Supplied information
□ □ □

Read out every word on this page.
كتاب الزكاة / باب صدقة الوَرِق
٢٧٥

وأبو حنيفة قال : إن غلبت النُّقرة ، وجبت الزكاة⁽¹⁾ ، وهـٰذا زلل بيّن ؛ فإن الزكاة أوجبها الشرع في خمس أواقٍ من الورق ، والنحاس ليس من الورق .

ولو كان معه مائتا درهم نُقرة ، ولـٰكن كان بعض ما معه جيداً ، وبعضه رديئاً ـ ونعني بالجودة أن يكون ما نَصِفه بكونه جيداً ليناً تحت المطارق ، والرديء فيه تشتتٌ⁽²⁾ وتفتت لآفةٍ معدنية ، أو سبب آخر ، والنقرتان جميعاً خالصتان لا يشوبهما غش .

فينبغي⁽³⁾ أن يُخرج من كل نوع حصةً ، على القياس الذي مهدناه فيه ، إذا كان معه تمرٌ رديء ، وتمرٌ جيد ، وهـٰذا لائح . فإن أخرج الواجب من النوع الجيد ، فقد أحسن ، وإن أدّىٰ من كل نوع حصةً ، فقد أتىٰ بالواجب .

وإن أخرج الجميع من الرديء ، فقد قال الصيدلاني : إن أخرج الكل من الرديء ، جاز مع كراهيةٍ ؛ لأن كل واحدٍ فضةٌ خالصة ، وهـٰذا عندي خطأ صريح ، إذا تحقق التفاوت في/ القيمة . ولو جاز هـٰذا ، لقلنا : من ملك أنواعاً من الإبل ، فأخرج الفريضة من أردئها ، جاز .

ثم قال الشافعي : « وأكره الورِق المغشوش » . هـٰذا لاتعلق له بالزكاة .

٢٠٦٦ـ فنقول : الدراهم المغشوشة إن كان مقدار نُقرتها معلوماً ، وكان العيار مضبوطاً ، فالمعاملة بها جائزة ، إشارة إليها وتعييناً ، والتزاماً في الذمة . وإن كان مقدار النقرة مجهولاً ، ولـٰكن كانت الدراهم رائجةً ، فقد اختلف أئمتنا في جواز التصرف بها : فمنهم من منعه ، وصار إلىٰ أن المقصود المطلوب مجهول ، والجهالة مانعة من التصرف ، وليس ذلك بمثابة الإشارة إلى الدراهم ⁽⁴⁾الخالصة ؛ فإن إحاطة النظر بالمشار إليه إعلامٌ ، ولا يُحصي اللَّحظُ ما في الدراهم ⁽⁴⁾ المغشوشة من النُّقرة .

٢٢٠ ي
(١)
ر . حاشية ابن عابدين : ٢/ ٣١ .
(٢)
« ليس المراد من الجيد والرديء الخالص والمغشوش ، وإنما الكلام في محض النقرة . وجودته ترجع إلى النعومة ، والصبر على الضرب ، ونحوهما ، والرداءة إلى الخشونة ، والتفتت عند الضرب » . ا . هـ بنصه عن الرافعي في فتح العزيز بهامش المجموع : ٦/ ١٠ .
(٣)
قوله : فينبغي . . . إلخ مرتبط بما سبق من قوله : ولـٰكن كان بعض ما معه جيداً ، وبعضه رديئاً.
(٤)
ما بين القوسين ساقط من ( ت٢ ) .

□ □ □

Work instructions
Write down every line of the data exactly as it appears above.

Answer for the task
Read out every word on this page.
كتاب الزكاة / باب صدقة الوَرِق
٢٧٥

وأبو حنيفة قال : إن غلبت النُّقرة ، وجبت الزكاة⁽¹⁾ ، وهـٰذا زلل بيّن ؛ فإن الزكاة أوجبها الشرع في خمس أواقٍ من الورق ، والنحاس ليس من الورق .

ولو كان معه مائتا درهم نُقرة ، ولـٰكن كان بعض ما معه جيداً ، وبعضه رديئاً ـ ونعني بالجودة أن يكون ما نَصِفه بكونه جيداً ليناً تحت المطارق ، والرديء فيه تشتتٌ⁽²⁾ وتفتت لآفةٍ معدنية ، أو سبب آخر ، والنقرتان جميعاً خالصتان لا يشوبهما غش .

فينبغي⁽³⁾ أن يُخرج من كل نوع حصةً ، على القياس الذي مهدناه فيه ، إذا كان معه تمرٌ رديء ، وتمرٌ جيد ، وهـٰذا لائح . فإن أخرج الواجب من النوع الجيد ، فقد أحسن ، وإن أدّىٰ من كل نوع حصةً ، فقد أتىٰ بالواجب .

وإن أخرج الجميع من الرديء ، فقد قال الصيدلاني : إن أخرج الكل من الرديء ، جاز مع كراهيةٍ ؛ لأن كل واحدٍ فضةٌ خالصة ، وهـٰذا عندي خطأ صريح ، إذا تحقق التفاوت في/ القيمة . ولو جاز هـٰذا ، لقلنا : من ملك أنواعاً من الإبل ، فأخرج الفريضة من أردئها ، جاز .

ثم قال الشافعي : « وأكره الورِق المغشوش » . هـٰذا لاتعلق له بالزكاة .

٢٠٦٦ـ فنقول : الدراهم المغشوشة إن كان مقدار نُقرتها معلوماً ، وكان العيار مضبوطاً ، فالمعاملة بها جائزة ، إشارة إليها وتعييناً ، والتزاماً في الذمة . وإن كان مقدار النقرة مجهولاً ، ولـٰكن كانت الدراهم رائجةً ، فقد اختلف أئمتنا في جواز التصرف بها : فمنهم من منعه ، وصار إلىٰ أن المقصود المطلوب مجهول ، والجهالة مانعة من التصرف ، وليس ذلك بمثابة الإشارة إلى الدراهم ⁽⁴⁾الخالصة ؛ فإن إحاطة النظر بالمشار إليه إعلامٌ ، ولا يُحصي اللَّحظُ ما في الدراهم ⁽⁴⁾ المغشوشة من النُّقرة .

٢٢٠ ي
(١)
ر . حاشية ابن عابدين : ٢/ ٣١ .
(٢)
« ليس المراد من الجيد والرديء الخالص والمغشوش ، وإنما الكلام في محض النقرة . وجودته ترجع إلى النعومة ، والصبر على الضرب ، ونحوهما ، والرداءة إلى الخشونة ، والتفتت عند الضرب » . ا . هـ بنصه عن الرافعي في فتح العزيز بهامش المجموع : ٦/ ١٠ .
(٣)
قوله : فينبغي . . . إلخ مرتبط بما سبق من قوله : ولـٰكن كان بعض ما معه جيداً ، وبعضه رديئاً.
(٤)
ما بين القوسين ساقط من ( ت٢ ) .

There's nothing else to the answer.